WHAT NEEDS TO BE DONE. Retype everything in the listing, leaving each line exactly as it is.

RECORDS FOR THE TASK.
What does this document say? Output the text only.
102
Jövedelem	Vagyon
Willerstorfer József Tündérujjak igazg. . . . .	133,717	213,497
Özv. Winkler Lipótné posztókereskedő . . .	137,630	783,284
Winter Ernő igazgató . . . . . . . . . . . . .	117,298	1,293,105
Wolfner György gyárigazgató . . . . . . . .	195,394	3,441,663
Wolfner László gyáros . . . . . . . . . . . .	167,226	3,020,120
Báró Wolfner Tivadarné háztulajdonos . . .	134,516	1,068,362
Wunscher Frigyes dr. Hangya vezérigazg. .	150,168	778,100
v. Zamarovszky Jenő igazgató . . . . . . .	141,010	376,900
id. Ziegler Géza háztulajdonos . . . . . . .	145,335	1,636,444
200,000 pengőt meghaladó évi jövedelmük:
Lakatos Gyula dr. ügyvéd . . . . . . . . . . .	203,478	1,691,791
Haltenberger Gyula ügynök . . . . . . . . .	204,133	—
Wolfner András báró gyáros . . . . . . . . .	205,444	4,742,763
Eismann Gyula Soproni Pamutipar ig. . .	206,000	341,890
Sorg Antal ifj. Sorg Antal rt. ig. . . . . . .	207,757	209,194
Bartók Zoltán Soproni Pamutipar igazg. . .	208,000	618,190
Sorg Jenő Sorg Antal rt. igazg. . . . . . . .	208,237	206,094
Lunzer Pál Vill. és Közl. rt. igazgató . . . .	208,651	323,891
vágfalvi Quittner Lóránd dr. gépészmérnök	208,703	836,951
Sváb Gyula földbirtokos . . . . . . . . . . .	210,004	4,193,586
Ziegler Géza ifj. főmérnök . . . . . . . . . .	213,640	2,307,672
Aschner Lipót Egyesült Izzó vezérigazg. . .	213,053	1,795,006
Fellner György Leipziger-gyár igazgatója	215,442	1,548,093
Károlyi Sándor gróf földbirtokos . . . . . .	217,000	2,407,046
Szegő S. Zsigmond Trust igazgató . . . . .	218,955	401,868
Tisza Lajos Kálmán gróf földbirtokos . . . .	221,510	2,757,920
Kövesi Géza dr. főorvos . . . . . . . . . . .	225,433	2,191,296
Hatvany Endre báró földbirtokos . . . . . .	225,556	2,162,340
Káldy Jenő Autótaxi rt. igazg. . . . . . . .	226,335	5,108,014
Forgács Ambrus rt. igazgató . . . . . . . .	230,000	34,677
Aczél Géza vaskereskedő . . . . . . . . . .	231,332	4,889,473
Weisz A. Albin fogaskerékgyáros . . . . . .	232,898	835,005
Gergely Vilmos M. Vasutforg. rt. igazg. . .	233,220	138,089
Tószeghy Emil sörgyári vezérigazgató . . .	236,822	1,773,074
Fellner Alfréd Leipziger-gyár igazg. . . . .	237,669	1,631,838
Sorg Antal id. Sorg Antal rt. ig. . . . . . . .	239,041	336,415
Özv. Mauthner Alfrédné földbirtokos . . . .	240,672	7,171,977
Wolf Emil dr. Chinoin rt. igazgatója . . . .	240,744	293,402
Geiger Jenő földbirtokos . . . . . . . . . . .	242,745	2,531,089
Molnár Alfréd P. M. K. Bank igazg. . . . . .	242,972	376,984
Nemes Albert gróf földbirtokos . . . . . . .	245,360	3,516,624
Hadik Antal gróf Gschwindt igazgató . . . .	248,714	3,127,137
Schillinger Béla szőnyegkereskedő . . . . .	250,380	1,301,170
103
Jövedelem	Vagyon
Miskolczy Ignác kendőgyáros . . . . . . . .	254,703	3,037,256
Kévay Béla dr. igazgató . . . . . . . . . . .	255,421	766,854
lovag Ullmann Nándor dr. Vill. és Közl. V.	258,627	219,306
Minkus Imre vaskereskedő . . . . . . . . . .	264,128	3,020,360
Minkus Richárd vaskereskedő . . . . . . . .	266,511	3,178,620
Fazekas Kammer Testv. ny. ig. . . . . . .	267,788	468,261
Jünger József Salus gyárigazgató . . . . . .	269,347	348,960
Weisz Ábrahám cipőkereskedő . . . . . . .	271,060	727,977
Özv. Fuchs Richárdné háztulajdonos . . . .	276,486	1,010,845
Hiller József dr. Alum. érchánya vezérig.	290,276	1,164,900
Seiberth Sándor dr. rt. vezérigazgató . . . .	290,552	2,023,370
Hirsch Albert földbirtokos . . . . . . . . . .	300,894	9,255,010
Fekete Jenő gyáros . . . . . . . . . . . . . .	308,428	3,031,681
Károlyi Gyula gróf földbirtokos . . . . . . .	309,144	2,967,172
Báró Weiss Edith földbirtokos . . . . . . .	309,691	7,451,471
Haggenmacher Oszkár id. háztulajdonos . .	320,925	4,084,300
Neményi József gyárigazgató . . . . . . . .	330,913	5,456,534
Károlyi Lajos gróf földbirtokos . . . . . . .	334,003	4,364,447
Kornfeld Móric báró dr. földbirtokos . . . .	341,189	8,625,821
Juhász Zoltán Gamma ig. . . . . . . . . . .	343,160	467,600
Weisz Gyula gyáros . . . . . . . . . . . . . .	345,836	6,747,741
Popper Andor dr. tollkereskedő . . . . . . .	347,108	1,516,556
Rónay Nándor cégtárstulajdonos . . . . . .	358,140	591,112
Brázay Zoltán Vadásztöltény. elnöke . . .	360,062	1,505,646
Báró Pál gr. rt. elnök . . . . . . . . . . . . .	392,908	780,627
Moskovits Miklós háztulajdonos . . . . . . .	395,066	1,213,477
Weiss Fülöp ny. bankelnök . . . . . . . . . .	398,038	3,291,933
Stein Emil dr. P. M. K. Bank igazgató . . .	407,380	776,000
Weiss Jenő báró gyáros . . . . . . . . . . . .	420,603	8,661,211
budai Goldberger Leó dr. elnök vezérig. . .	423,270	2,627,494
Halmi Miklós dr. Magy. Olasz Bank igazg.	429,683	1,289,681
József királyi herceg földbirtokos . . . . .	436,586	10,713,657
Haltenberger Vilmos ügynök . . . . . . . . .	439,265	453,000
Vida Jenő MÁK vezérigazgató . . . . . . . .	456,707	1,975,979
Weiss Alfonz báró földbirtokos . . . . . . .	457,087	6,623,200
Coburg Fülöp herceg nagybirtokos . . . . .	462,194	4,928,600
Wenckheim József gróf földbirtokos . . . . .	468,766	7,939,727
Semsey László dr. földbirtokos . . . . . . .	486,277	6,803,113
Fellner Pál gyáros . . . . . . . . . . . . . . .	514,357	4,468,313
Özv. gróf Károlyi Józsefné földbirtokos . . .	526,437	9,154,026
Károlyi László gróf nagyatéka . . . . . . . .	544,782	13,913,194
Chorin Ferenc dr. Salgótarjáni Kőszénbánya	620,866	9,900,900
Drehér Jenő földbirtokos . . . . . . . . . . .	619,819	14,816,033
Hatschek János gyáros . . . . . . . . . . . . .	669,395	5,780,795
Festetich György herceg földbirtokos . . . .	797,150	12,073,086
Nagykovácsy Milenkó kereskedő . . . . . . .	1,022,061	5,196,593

COMPLETED TASK.
What does this document say? Output the text only.
102
Jövedelem	Vagyon
Willerstorfer József Tündérujjak igazg. . . . .	133,717	213,497
Özv. Winkler Lipótné posztókereskedő . . .	137,630	783,284
Winter Ernő igazgató . . . . . . . . . . . . .	117,298	1,293,105
Wolfner György gyárigazgató . . . . . . . .	195,394	3,441,663
Wolfner László gyáros . . . . . . . . . . . .	167,226	3,020,120
Báró Wolfner Tivadarné háztulajdonos . . .	134,516	1,068,362
Wunscher Frigyes dr. Hangya vezérigazg. .	150,168	778,100
v. Zamarovszky Jenő igazgató . . . . . . .	141,010	376,900
id. Ziegler Géza háztulajdonos . . . . . . .	145,335	1,636,444
200,000 pengőt meghaladó évi jövedelmük:
Lakatos Gyula dr. ügyvéd . . . . . . . . . . .	203,478	1,691,791
Haltenberger Gyula ügynök . . . . . . . . .	204,133	—
Wolfner András báró gyáros . . . . . . . . .	205,444	4,742,763
Eismann Gyula Soproni Pamutipar ig. . .	206,000	341,890
Sorg Antal ifj. Sorg Antal rt. ig. . . . . . .	207,757	209,194
Bartók Zoltán Soproni Pamutipar igazg. . .	208,000	618,190
Sorg Jenő Sorg Antal rt. igazg. . . . . . . .	208,237	206,094
Lunzer Pál Vill. és Közl. rt. igazgató . . . .	208,651	323,891
vágfalvi Quittner Lóránd dr. gépészmérnök	208,703	836,951
Sváb Gyula földbirtokos . . . . . . . . . . .	210,004	4,193,586
Ziegler Géza ifj. főmérnök . . . . . . . . . .	213,640	2,307,672
Aschner Lipót Egyesült Izzó vezérigazg. . .	213,053	1,795,006
Fellner György Leipziger-gyár igazgatója	215,442	1,548,093
Károlyi Sándor gróf földbirtokos . . . . . .	217,000	2,407,046
Szegő S. Zsigmond Trust igazgató . . . . .	218,955	401,868
Tisza Lajos Kálmán gróf földbirtokos . . . .	221,510	2,757,920
Kövesi Géza dr. főorvos . . . . . . . . . . .	225,433	2,191,296
Hatvany Endre báró földbirtokos . . . . . .	225,556	2,162,340
Káldy Jenő Autótaxi rt. igazg. . . . . . . .	226,335	5,108,014
Forgács Ambrus rt. igazgató . . . . . . . .	230,000	34,677
Aczél Géza vaskereskedő . . . . . . . . . .	231,332	4,889,473
Weisz A. Albin fogaskerékgyáros . . . . . .	232,898	835,005
Gergely Vilmos M. Vasutforg. rt. igazg. . .	233,220	138,089
Tószeghy Emil sörgyári vezérigazgató . . .	236,822	1,773,074
Fellner Alfréd Leipziger-gyár igazg. . . . .	237,669	1,631,838
Sorg Antal id. Sorg Antal rt. ig. . . . . . . .	239,041	336,415
Özv. Mauthner Alfrédné földbirtokos . . . .	240,672	7,171,977
Wolf Emil dr. Chinoin rt. igazgatója . . . .	240,744	293,402
Geiger Jenő földbirtokos . . . . . . . . . . .	242,745	2,531,089
Molnár Alfréd P. M. K. Bank igazg. . . . . .	242,972	376,984
Nemes Albert gróf földbirtokos . . . . . . .	245,360	3,516,624
Hadik Antal gróf Gschwindt igazgató . . . .	248,714	3,127,137
Schillinger Béla szőnyegkereskedő . . . . .	250,380	1,301,170
103
Jövedelem	Vagyon
Miskolczy Ignác kendőgyáros . . . . . . . .	254,703	3,037,256
Kévay Béla dr. igazgató . . . . . . . . . . .	255,421	766,854
lovag Ullmann Nándor dr. Vill. és Közl. V.	258,627	219,306
Minkus Imre vaskereskedő . . . . . . . . . .	264,128	3,020,360
Minkus Richárd vaskereskedő . . . . . . . .	266,511	3,178,620
Fazekas Kammer Testv. ny. ig. . . . . . .	267,788	468,261
Jünger József Salus gyárigazgató . . . . . .	269,347	348,960
Weisz Ábrahám cipőkereskedő . . . . . . .	271,060	727,977
Özv. Fuchs Richárdné háztulajdonos . . . .	276,486	1,010,845
Hiller József dr. Alum. érchánya vezérig.	290,276	1,164,900
Seiberth Sándor dr. rt. vezérigazgató . . . .	290,552	2,023,370
Hirsch Albert földbirtokos . . . . . . . . . .	300,894	9,255,010
Fekete Jenő gyáros . . . . . . . . . . . . . .	308,428	3,031,681
Károlyi Gyula gróf földbirtokos . . . . . . .	309,144	2,967,172
Báró Weiss Edith földbirtokos . . . . . . .	309,691	7,451,471
Haggenmacher Oszkár id. háztulajdonos . .	320,925	4,084,300
Neményi József gyárigazgató . . . . . . . .	330,913	5,456,534
Károlyi Lajos gróf földbirtokos . . . . . . .	334,003	4,364,447
Kornfeld Móric báró dr. földbirtokos . . . .	341,189	8,625,821
Juhász Zoltán Gamma ig. . . . . . . . . . .	343,160	467,600
Weisz Gyula gyáros . . . . . . . . . . . . . .	345,836	6,747,741
Popper Andor dr. tollkereskedő . . . . . . .	347,108	1,516,556
Rónay Nándor cégtárstulajdonos . . . . . .	358,140	591,112
Brázay Zoltán Vadásztöltény. elnöke . . .	360,062	1,505,646
Báró Pál gr. rt. elnök . . . . . . . . . . . . .	392,908	780,627
Moskovits Miklós háztulajdonos . . . . . . .	395,066	1,213,477
Weiss Fülöp ny. bankelnök . . . . . . . . . .	398,038	3,291,933
Stein Emil dr. P. M. K. Bank igazgató . . .	407,380	776,000
Weiss Jenő báró gyáros . . . . . . . . . . . .	420,603	8,661,211
budai Goldberger Leó dr. elnök vezérig. . .	423,270	2,627,494
Halmi Miklós dr. Magy. Olasz Bank igazg.	429,683	1,289,681
József királyi herceg földbirtokos . . . . .	436,586	10,713,657
Haltenberger Vilmos ügynök . . . . . . . . .	439,265	453,000
Vida Jenő MÁK vezérigazgató . . . . . . . .	456,707	1,975,979
Weiss Alfonz báró földbirtokos . . . . . . .	457,087	6,623,200
Coburg Fülöp herceg nagybirtokos . . . . .	462,194	4,928,600
Wenckheim József gróf földbirtokos . . . . .	468,766	7,939,727
Semsey László dr. földbirtokos . . . . . . .	486,277	6,803,113
Fellner Pál gyáros . . . . . . . . . . . . . . .	514,357	4,468,313
Özv. gróf Károlyi Józsefné földbirtokos . . .	526,437	9,154,026
Károlyi László gróf nagyatéka . . . . . . . .	544,782	13,913,194
Chorin Ferenc dr. Salgótarjáni Kőszénbánya	620,866	9,900,900
Drehér Jenő földbirtokos . . . . . . . . . . .	619,819	14,816,033
Hatschek János gyáros . . . . . . . . . . . . .	669,395	5,780,795
Festetich György herceg földbirtokos . . . .	797,150	12,073,086
Nagykovácsy Milenkó kereskedő . . . . . . .	1,022,061	5,196,593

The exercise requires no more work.